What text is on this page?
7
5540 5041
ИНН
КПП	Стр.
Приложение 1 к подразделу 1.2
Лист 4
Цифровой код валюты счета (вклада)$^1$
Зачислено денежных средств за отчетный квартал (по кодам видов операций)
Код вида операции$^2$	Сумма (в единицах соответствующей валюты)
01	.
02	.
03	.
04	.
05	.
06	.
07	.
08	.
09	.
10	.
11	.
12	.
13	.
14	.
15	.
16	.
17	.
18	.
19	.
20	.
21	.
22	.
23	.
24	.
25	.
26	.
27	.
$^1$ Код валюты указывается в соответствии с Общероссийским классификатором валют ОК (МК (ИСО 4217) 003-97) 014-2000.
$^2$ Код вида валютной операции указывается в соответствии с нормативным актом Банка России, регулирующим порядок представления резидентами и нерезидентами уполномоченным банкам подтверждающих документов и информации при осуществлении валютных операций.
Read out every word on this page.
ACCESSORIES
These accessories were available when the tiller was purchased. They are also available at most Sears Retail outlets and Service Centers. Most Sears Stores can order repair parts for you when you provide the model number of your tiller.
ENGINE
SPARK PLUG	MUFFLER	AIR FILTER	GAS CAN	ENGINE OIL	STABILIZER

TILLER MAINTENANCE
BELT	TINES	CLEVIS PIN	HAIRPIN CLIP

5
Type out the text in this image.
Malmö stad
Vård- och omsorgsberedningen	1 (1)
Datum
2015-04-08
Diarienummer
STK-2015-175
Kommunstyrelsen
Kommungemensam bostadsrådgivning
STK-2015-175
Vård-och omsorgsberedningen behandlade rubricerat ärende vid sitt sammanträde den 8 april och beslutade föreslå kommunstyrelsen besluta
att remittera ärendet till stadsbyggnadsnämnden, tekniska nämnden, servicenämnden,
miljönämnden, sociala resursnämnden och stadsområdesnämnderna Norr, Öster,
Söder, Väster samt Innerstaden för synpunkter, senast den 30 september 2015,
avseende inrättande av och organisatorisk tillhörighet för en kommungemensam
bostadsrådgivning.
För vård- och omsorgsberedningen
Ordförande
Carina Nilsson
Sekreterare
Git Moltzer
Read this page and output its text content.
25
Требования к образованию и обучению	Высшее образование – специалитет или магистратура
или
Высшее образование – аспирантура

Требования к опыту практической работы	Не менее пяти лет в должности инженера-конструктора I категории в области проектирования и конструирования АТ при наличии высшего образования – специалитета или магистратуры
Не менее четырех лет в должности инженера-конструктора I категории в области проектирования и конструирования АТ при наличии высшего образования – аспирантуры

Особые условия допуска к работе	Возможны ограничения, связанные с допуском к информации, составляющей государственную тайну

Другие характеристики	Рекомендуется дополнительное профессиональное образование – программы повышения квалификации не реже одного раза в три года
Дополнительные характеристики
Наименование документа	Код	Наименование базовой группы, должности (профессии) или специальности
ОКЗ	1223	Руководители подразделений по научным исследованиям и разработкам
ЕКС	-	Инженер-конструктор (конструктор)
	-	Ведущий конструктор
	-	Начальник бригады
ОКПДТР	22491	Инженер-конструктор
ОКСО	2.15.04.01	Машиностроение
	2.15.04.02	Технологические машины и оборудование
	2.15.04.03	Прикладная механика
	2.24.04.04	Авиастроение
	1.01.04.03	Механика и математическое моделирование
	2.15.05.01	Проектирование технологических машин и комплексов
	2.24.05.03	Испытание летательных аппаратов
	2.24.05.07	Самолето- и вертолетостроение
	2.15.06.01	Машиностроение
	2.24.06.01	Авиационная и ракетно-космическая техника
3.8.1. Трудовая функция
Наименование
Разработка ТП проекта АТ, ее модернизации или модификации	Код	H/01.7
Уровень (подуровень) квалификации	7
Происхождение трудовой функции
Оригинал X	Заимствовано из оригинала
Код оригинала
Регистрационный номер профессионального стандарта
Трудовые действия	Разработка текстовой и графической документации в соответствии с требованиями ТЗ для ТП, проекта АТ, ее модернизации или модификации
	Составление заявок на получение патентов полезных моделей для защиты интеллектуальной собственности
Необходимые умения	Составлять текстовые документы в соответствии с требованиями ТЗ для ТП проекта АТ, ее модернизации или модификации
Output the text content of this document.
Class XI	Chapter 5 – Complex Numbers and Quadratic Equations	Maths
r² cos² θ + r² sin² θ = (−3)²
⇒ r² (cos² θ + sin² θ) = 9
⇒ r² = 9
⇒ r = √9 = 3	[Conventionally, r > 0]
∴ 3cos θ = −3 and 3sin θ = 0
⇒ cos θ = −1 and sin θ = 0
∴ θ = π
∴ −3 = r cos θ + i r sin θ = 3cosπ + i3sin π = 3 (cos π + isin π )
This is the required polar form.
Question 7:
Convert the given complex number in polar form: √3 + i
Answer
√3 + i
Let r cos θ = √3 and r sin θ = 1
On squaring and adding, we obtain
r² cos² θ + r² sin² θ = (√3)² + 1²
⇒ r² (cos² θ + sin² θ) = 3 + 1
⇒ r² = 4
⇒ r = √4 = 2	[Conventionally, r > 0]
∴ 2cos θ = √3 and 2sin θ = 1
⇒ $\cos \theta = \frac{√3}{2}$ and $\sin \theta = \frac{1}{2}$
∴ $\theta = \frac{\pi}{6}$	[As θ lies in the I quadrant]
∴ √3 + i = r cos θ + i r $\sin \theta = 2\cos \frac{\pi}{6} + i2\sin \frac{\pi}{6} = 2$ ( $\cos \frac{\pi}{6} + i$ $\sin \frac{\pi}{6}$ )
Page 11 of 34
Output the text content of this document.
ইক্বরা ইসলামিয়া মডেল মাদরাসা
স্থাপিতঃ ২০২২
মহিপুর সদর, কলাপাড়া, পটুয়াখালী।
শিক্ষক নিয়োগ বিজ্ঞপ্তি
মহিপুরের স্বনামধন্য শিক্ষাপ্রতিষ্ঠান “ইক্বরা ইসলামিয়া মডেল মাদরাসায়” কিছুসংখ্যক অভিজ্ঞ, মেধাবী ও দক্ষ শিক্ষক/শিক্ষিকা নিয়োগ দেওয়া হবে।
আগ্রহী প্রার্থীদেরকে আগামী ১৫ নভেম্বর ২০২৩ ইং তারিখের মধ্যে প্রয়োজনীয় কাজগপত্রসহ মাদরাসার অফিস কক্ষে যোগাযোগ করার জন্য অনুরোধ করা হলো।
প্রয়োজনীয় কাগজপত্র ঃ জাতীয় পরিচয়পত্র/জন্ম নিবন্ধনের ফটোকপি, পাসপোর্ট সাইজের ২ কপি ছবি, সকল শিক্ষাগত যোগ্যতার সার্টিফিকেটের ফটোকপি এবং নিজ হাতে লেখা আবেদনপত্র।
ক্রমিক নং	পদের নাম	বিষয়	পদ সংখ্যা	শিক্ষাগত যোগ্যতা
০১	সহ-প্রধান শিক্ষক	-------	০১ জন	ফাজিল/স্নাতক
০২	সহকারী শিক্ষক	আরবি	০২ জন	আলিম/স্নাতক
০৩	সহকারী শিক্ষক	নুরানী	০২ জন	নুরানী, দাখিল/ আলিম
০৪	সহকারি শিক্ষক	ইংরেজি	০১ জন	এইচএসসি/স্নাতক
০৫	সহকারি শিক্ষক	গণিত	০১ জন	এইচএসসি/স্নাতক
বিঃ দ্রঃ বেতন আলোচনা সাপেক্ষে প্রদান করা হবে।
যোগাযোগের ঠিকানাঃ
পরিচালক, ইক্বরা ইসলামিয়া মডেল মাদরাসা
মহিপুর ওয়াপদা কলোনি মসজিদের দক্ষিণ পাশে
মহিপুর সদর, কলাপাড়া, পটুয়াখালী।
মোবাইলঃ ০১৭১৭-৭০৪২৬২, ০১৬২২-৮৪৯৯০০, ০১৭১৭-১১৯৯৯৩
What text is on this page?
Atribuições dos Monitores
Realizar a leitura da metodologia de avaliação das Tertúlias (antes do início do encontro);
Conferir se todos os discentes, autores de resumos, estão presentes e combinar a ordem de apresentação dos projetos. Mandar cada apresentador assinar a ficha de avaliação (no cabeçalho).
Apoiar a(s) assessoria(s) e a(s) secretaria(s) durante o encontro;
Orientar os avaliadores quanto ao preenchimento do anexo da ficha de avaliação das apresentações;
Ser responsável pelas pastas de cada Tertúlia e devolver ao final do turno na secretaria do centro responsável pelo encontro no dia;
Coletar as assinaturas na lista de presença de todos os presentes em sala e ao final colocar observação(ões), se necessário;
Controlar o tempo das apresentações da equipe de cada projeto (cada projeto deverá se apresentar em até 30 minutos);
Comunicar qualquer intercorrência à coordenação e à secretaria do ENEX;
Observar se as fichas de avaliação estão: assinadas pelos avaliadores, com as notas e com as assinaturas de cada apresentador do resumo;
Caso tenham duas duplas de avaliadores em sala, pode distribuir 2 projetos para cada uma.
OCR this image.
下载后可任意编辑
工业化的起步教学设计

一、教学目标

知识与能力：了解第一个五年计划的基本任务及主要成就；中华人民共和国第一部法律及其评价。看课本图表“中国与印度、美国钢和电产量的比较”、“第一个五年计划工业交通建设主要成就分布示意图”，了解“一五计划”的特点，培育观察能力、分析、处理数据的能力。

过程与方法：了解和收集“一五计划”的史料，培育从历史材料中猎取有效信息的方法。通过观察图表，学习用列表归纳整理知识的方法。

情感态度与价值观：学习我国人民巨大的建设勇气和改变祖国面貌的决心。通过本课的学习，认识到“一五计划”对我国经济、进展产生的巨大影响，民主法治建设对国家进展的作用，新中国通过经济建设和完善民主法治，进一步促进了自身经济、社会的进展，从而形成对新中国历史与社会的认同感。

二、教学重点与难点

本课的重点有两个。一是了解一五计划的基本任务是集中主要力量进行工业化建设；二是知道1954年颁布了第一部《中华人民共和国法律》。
________
— WORK REQUIRED —
From the data, collect all lines where the string "образования" appears.

— RESPONSE BELOW —
Требования к опыту практической работы	Не менее пяти лет в должности инженера-конструктора I категории в области проектирования и конструирования АТ при наличии высшего образования – специалитета или магистратуры
Не менее четырех лет в должности инженера-конструктора I категории в области проектирования и конструирования АТ при наличии высшего образования – аспирантуры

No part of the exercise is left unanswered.